| STORED ROWS |

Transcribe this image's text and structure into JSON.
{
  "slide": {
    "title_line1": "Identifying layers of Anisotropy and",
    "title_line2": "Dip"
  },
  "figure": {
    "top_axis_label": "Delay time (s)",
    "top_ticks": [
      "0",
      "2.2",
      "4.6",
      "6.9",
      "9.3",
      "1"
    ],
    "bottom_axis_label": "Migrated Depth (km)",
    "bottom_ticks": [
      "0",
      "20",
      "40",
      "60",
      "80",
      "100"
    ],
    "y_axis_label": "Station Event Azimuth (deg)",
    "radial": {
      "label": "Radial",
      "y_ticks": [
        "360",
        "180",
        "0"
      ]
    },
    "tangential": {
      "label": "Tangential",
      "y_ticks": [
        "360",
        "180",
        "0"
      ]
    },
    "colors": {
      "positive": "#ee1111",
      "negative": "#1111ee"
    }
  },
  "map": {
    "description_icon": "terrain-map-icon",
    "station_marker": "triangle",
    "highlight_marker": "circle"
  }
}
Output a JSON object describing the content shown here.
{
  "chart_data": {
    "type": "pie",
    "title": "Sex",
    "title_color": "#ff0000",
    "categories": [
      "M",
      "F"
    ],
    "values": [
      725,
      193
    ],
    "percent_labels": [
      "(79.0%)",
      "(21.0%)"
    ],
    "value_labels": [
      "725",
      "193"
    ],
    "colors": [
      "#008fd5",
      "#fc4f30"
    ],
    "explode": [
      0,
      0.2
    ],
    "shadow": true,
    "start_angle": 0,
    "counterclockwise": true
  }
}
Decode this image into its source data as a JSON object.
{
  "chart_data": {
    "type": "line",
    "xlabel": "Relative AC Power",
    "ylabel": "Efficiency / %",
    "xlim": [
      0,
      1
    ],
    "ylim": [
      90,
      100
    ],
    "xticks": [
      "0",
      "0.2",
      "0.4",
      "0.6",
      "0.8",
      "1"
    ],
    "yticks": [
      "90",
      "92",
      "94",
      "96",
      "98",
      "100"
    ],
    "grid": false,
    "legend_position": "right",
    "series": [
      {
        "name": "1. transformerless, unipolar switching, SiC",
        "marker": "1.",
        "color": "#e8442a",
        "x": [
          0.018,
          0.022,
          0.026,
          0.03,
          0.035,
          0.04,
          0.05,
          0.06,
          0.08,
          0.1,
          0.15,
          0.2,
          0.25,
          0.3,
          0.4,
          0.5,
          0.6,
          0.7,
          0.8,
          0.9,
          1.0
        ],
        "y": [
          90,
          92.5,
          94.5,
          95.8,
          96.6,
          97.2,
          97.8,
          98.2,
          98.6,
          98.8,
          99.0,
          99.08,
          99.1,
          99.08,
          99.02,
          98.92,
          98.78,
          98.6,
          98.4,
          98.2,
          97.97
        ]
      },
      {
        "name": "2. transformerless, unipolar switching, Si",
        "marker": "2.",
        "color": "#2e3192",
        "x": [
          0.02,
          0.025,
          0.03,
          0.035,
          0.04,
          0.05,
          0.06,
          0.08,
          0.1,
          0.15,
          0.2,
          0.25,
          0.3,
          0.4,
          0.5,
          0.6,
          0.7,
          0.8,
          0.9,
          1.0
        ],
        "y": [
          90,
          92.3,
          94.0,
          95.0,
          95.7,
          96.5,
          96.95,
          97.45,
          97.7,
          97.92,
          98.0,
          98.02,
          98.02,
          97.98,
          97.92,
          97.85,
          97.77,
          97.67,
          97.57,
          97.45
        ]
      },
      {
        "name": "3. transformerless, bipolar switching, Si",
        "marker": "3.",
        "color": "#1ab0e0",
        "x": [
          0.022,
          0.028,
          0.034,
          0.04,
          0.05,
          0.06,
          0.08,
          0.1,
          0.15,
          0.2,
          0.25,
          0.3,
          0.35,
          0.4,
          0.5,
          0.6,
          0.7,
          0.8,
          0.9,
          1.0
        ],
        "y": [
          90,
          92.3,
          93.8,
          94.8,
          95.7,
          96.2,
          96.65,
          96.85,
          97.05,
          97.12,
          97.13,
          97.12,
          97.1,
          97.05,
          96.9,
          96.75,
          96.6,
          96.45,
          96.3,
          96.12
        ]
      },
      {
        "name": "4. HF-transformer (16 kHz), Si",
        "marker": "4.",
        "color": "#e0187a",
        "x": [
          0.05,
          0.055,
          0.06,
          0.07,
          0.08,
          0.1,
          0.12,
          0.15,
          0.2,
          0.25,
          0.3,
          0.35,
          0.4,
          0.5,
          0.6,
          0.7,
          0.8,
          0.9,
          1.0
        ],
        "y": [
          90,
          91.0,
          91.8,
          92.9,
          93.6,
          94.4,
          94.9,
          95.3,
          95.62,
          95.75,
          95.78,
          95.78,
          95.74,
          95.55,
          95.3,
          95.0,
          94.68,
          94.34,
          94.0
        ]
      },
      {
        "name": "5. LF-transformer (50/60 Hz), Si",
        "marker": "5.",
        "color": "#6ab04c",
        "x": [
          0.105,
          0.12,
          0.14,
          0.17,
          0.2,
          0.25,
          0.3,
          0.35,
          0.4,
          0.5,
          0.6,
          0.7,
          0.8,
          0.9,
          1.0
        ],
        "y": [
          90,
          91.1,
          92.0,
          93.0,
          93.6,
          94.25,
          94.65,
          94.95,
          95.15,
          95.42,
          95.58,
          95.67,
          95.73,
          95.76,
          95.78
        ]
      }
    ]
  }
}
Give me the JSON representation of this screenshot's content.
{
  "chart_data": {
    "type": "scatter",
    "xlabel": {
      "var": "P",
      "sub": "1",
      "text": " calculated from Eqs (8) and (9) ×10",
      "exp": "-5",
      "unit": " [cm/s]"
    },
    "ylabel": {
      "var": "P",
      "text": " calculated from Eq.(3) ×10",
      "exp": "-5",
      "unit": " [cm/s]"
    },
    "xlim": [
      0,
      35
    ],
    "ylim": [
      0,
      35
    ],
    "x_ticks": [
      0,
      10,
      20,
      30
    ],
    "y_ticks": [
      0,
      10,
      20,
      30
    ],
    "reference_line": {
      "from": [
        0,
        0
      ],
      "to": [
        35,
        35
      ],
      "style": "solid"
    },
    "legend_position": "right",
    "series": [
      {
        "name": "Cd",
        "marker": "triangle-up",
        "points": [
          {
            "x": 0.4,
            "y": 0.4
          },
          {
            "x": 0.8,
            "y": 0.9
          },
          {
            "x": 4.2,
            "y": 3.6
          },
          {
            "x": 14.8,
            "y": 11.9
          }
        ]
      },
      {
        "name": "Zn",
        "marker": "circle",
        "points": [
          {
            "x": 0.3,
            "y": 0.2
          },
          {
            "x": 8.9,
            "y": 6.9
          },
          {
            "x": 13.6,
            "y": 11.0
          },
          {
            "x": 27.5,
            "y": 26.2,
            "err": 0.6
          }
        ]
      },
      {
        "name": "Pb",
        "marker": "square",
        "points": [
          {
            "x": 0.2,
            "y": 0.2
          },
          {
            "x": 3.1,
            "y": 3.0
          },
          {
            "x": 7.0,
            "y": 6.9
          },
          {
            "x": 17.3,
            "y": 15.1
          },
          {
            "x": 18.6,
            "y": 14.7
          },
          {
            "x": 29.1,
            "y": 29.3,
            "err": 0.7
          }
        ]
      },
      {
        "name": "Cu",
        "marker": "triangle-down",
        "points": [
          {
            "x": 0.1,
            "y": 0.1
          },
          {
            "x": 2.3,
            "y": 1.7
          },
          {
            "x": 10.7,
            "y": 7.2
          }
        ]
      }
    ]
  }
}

| TASK |
Find the lines that include the string "this", then copy each of them.

| COMPLETED EXERCISE |
Transcribe this image's text and structure into JSON.
Decode this image into its source data as a JSON object.
Give me the JSON representation of this screenshot's content.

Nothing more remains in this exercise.